--- start Dataset entries ---

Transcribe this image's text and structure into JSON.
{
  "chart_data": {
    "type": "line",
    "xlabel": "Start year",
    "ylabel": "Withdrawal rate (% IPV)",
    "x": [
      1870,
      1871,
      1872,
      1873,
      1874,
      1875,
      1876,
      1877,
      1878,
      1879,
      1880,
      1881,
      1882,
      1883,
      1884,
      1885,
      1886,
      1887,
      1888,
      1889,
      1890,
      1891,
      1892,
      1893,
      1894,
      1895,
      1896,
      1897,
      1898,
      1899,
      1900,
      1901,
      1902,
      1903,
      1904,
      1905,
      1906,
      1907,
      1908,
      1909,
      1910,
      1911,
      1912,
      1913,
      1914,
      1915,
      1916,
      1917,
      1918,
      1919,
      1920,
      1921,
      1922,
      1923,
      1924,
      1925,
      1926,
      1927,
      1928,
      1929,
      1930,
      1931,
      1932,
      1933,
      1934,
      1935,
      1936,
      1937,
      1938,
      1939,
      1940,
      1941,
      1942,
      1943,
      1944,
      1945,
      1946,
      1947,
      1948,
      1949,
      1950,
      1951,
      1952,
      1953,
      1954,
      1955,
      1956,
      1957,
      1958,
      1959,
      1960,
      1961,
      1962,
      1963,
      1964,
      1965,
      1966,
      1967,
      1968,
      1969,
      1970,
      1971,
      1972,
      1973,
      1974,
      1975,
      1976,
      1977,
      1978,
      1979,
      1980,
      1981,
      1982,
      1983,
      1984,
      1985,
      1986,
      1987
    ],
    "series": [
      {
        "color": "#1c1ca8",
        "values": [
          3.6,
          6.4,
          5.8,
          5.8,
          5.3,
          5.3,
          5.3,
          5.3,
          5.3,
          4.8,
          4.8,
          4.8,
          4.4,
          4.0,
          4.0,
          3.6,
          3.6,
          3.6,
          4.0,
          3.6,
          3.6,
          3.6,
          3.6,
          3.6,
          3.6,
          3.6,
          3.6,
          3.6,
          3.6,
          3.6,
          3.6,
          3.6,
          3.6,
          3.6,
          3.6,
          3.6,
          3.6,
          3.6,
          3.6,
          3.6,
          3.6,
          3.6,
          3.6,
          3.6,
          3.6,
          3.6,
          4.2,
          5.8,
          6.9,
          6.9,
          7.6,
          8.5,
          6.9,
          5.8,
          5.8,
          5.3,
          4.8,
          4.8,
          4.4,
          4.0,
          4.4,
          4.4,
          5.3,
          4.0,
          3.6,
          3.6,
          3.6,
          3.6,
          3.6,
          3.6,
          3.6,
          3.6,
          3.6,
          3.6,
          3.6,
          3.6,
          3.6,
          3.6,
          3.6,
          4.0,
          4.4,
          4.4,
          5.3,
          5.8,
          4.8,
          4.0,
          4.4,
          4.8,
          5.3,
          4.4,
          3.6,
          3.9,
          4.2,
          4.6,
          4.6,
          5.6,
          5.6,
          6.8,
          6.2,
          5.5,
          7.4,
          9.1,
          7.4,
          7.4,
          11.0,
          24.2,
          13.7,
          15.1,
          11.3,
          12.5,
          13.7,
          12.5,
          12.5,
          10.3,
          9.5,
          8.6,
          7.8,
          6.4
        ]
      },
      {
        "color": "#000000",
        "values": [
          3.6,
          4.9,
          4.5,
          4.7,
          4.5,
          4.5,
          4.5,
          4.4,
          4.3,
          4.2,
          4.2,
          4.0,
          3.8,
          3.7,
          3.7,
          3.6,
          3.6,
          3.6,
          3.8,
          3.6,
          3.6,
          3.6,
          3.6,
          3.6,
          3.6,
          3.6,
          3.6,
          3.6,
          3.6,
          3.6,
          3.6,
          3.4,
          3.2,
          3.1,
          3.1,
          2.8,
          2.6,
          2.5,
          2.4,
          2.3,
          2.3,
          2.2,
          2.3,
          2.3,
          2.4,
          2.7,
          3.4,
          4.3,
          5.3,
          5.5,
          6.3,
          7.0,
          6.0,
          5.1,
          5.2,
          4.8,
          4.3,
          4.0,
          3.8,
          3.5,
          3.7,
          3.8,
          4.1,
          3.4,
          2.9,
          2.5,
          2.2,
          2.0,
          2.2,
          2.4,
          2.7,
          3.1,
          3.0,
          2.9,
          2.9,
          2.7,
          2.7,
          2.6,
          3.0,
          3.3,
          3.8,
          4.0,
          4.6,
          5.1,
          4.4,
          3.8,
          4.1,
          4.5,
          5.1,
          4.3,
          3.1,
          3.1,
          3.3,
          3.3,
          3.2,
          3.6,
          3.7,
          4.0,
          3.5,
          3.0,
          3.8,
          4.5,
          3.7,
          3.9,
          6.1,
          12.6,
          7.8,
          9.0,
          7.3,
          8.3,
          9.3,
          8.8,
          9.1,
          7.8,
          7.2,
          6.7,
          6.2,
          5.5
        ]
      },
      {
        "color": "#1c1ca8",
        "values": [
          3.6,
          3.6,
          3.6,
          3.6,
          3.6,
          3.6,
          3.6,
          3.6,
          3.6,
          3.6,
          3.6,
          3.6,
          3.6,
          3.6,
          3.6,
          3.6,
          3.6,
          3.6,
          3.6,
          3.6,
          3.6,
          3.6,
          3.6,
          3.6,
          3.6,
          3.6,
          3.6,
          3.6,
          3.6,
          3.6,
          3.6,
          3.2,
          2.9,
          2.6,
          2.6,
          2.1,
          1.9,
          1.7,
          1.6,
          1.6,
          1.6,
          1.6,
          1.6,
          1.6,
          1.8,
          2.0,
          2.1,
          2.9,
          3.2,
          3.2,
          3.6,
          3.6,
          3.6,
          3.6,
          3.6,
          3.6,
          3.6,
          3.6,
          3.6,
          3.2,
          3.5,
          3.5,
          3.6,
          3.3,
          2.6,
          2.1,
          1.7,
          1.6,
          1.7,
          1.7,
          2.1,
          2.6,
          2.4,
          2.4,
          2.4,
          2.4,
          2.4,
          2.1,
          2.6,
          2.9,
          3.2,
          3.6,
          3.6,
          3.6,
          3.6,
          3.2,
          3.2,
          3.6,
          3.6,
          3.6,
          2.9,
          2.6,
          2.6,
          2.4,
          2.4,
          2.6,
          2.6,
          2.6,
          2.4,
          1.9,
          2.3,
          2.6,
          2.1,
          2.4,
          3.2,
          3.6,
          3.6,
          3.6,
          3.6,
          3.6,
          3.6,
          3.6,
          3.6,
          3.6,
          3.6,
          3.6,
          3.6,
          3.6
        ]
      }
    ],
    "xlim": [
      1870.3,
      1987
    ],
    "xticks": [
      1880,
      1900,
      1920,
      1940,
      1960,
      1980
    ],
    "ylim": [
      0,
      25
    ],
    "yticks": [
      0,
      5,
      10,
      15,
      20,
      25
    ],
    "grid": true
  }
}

--- end Dataset entries ---

Retype the whole listing above exactly.

Transcribe this image's text and structure into JSON.
{
  "chart_data": {
    "type": "line",
    "xlabel": "Start year",
    "ylabel": "Withdrawal rate (% IPV)",
    "x": [
      1870,
      1871,
      1872,
      1873,
      1874,
      1875,
      1876,
      1877,
      1878,
      1879,
      1880,
      1881,
      1882,
      1883,
      1884,
      1885,
      1886,
      1887,
      1888,
      1889,
      1890,
      1891,
      1892,
      1893,
      1894,
      1895,
      1896,
      1897,
      1898,
      1899,
      1900,
      1901,
      1902,
      1903,
      1904,
      1905,
      1906,
      1907,
      1908,
      1909,
      1910,
      1911,
      1912,
      1913,
      1914,
      1915,
      1916,
      1917,
      1918,
      1919,
      1920,
      1921,
      1922,
      1923,
      1924,
      1925,
      1926,
      1927,
      1928,
      1929,
      1930,
      1931,
      1932,
      1933,
      1934,
      1935,
      1936,
      1937,
      1938,
      1939,
      1940,
      1941,
      1942,
      1943,
      1944,
      1945,
      1946,
      1947,
      1948,
      1949,
      1950,
      1951,
      1952,
      1953,
      1954,
      1955,
      1956,
      1957,
      1958,
      1959,
      1960,
      1961,
      1962,
      1963,
      1964,
      1965,
      1966,
      1967,
      1968,
      1969,
      1970,
      1971,
      1972,
      1973,
      1974,
      1975,
      1976,
      1977,
      1978,
      1979,
      1980,
      1981,
      1982,
      1983,
      1984,
      1985,
      1986,
      1987
    ],
    "series": [
      {
        "color": "#1c1ca8",
        "values": [
          3.6,
          6.4,
          5.8,
          5.8,
          5.3,
          5.3,
          5.3,
          5.3,
          5.3,
          4.8,
          4.8,
          4.8,
          4.4,
          4.0,
          4.0,
          3.6,
          3.6,
          3.6,
          4.0,
          3.6,
          3.6,
          3.6,
          3.6,
          3.6,
          3.6,
          3.6,
          3.6,
          3.6,
          3.6,
          3.6,
          3.6,
          3.6,
          3.6,
          3.6,
          3.6,
          3.6,
          3.6,
          3.6,
          3.6,
          3.6,
          3.6,
          3.6,
          3.6,
          3.6,
          3.6,
          3.6,
          4.2,
          5.8,
          6.9,
          6.9,
          7.6,
          8.5,
          6.9,
          5.8,
          5.8,
          5.3,
          4.8,
          4.8,
          4.4,
          4.0,
          4.4,
          4.4,
          5.3,
          4.0,
          3.6,
          3.6,
          3.6,
          3.6,
          3.6,
          3.6,
          3.6,
          3.6,
          3.6,
          3.6,
          3.6,
          3.6,
          3.6,
          3.6,
          3.6,
          4.0,
          4.4,
          4.4,
          5.3,
          5.8,
          4.8,
          4.0,
          4.4,
          4.8,
          5.3,
          4.4,
          3.6,
          3.9,
          4.2,
          4.6,
          4.6,
          5.6,
          5.6,
          6.8,
          6.2,
          5.5,
          7.4,
          9.1,
          7.4,
          7.4,
          11.0,
          24.2,
          13.7,
          15.1,
          11.3,
          12.5,
          13.7,
          12.5,
          12.5,
          10.3,
          9.5,
          8.6,
          7.8,
          6.4
        ]
      },
      {
        "color": "#000000",
        "values": [
          3.6,
          4.9,
          4.5,
          4.7,
          4.5,
          4.5,
          4.5,
          4.4,
          4.3,
          4.2,
          4.2,
          4.0,
          3.8,
          3.7,
          3.7,
          3.6,
          3.6,
          3.6,
          3.8,
          3.6,
          3.6,
          3.6,
          3.6,
          3.6,
          3.6,
          3.6,
          3.6,
          3.6,
          3.6,
          3.6,
          3.6,
          3.4,
          3.2,
          3.1,
          3.1,
          2.8,
          2.6,
          2.5,
          2.4,
          2.3,
          2.3,
          2.2,
          2.3,
          2.3,
          2.4,
          2.7,
          3.4,
          4.3,
          5.3,
          5.5,
          6.3,
          7.0,
          6.0,
          5.1,
          5.2,
          4.8,
          4.3,
          4.0,
          3.8,
          3.5,
          3.7,
          3.8,
          4.1,
          3.4,
          2.9,
          2.5,
          2.2,
          2.0,
          2.2,
          2.4,
          2.7,
          3.1,
          3.0,
          2.9,
          2.9,
          2.7,
          2.7,
          2.6,
          3.0,
          3.3,
          3.8,
          4.0,
          4.6,
          5.1,
          4.4,
          3.8,
          4.1,
          4.5,
          5.1,
          4.3,
          3.1,
          3.1,
          3.3,
          3.3,
          3.2,
          3.6,
          3.7,
          4.0,
          3.5,
          3.0,
          3.8,
          4.5,
          3.7,
          3.9,
          6.1,
          12.6,
          7.8,
          9.0,
          7.3,
          8.3,
          9.3,
          8.8,
          9.1,
          7.8,
          7.2,
          6.7,
          6.2,
          5.5
        ]
      },
      {
        "color": "#1c1ca8",
        "values": [
          3.6,
          3.6,
          3.6,
          3.6,
          3.6,
          3.6,
          3.6,
          3.6,
          3.6,
          3.6,
          3.6,
          3.6,
          3.6,
          3.6,
          3.6,
          3.6,
          3.6,
          3.6,
          3.6,
          3.6,
          3.6,
          3.6,
          3.6,
          3.6,
          3.6,
          3.6,
          3.6,
          3.6,
          3.6,
          3.6,
          3.6,
          3.2,
          2.9,
          2.6,
          2.6,
          2.1,
          1.9,
          1.7,
          1.6,
          1.6,
          1.6,
          1.6,
          1.6,
          1.6,
          1.8,
          2.0,
          2.1,
          2.9,
          3.2,
          3.2,
          3.6,
          3.6,
          3.6,
          3.6,
          3.6,
          3.6,
          3.6,
          3.6,
          3.6,
          3.2,
          3.5,
          3.5,
          3.6,
          3.3,
          2.6,
          2.1,
          1.7,
          1.6,
          1.7,
          1.7,
          2.1,
          2.6,
          2.4,
          2.4,
          2.4,
          2.4,
          2.4,
          2.1,
          2.6,
          2.9,
          3.2,
          3.6,
          3.6,
          3.6,
          3.6,
          3.2,
          3.2,
          3.6,
          3.6,
          3.6,
          2.9,
          2.6,
          2.6,
          2.4,
          2.4,
          2.6,
          2.6,
          2.6,
          2.4,
          1.9,
          2.3,
          2.6,
          2.1,
          2.4,
          3.2,
          3.6,
          3.6,
          3.6,
          3.6,
          3.6,
          3.6,
          3.6,
          3.6,
          3.6,
          3.6,
          3.6,
          3.6,
          3.6
        ]
      }
    ],
    "xlim": [
      1870.3,
      1987
    ],
    "xticks": [
      1880,
      1900,
      1920,
      1940,
      1960,
      1980
    ],
    "ylim": [
      0,
      25
    ],
    "yticks": [
      0,
      5,
      10,
      15,
      20,
      25
    ],
    "grid": true
  }
}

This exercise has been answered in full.